:: Exercise input ::

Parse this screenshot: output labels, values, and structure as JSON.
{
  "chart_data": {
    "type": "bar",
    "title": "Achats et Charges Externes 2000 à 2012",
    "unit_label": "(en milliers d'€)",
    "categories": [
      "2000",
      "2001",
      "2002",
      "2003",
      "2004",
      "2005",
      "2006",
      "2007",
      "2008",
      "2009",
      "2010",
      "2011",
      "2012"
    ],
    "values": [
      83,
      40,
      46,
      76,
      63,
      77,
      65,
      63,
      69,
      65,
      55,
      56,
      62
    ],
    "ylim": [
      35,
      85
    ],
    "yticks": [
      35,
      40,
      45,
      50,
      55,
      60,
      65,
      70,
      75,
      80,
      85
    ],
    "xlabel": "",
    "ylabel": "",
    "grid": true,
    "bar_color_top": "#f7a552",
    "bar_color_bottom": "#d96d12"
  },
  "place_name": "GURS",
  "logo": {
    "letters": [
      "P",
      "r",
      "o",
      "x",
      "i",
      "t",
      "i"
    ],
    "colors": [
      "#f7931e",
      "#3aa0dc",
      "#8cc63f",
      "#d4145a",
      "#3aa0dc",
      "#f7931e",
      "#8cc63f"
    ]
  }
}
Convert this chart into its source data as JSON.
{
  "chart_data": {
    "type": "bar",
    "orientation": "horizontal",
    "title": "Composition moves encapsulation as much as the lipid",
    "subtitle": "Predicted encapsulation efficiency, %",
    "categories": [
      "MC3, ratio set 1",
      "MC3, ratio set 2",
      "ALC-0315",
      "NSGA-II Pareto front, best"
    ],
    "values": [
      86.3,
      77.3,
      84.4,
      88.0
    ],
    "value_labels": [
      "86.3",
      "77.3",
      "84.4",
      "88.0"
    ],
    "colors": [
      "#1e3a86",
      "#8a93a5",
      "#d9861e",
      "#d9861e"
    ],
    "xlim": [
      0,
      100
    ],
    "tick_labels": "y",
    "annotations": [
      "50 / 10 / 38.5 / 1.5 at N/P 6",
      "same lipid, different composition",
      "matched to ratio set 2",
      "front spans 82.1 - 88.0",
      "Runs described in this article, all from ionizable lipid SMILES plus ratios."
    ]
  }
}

:::

▶ **Written task**: Quote every record above exactly.

▶ **Result for this task**:
Parse this screenshot: output labels, values, and structure as JSON.
{
  "chart_data": {
    "type": "bar",
    "title": "Achats et Charges Externes 2000 à 2012",
    "unit_label": "(en milliers d'€)",
    "categories": [
      "2000",
      "2001",
      "2002",
      "2003",
      "2004",
      "2005",
      "2006",
      "2007",
      "2008",
      "2009",
      "2010",
      "2011",
      "2012"
    ],
    "values": [
      83,
      40,
      46,
      76,
      63,
      77,
      65,
      63,
      69,
      65,
      55,
      56,
      62
    ],
    "ylim": [
      35,
      85
    ],
    "yticks": [
      35,
      40,
      45,
      50,
      55,
      60,
      65,
      70,
      75,
      80,
      85
    ],
    "xlabel": "",
    "ylabel": "",
    "grid": true,
    "bar_color_top": "#f7a552",
    "bar_color_bottom": "#d96d12"
  },
  "place_name": "GURS",
  "logo": {
    "letters": [
      "P",
      "r",
      "o",
      "x",
      "i",
      "t",
      "i"
    ],
    "colors": [
      "#f7931e",
      "#3aa0dc",
      "#8cc63f",
      "#d4145a",
      "#3aa0dc",
      "#f7931e",
      "#8cc63f"
    ]
  }
}
Convert this chart into its source data as JSON.
{
  "chart_data": {
    "type": "bar",
    "orientation": "horizontal",
    "title": "Composition moves encapsulation as much as the lipid",
    "subtitle": "Predicted encapsulation efficiency, %",
    "categories": [
      "MC3, ratio set 1",
      "MC3, ratio set 2",
      "ALC-0315",
      "NSGA-II Pareto front, best"
    ],
    "values": [
      86.3,
      77.3,
      84.4,
      88.0
    ],
    "value_labels": [
      "86.3",
      "77.3",
      "84.4",
      "88.0"
    ],
    "colors": [
      "#1e3a86",
      "#8a93a5",
      "#d9861e",
      "#d9861e"
    ],
    "xlim": [
      0,
      100
    ],
    "tick_labels": "y",
    "annotations": [
      "50 / 10 / 38.5 / 1.5 at N/P 6",
      "same lipid, different composition",
      "matched to ratio set 2",
      "front spans 82.1 - 88.0",
      "Runs described in this article, all from ionizable lipid SMILES plus ratios."
    ]
  }
}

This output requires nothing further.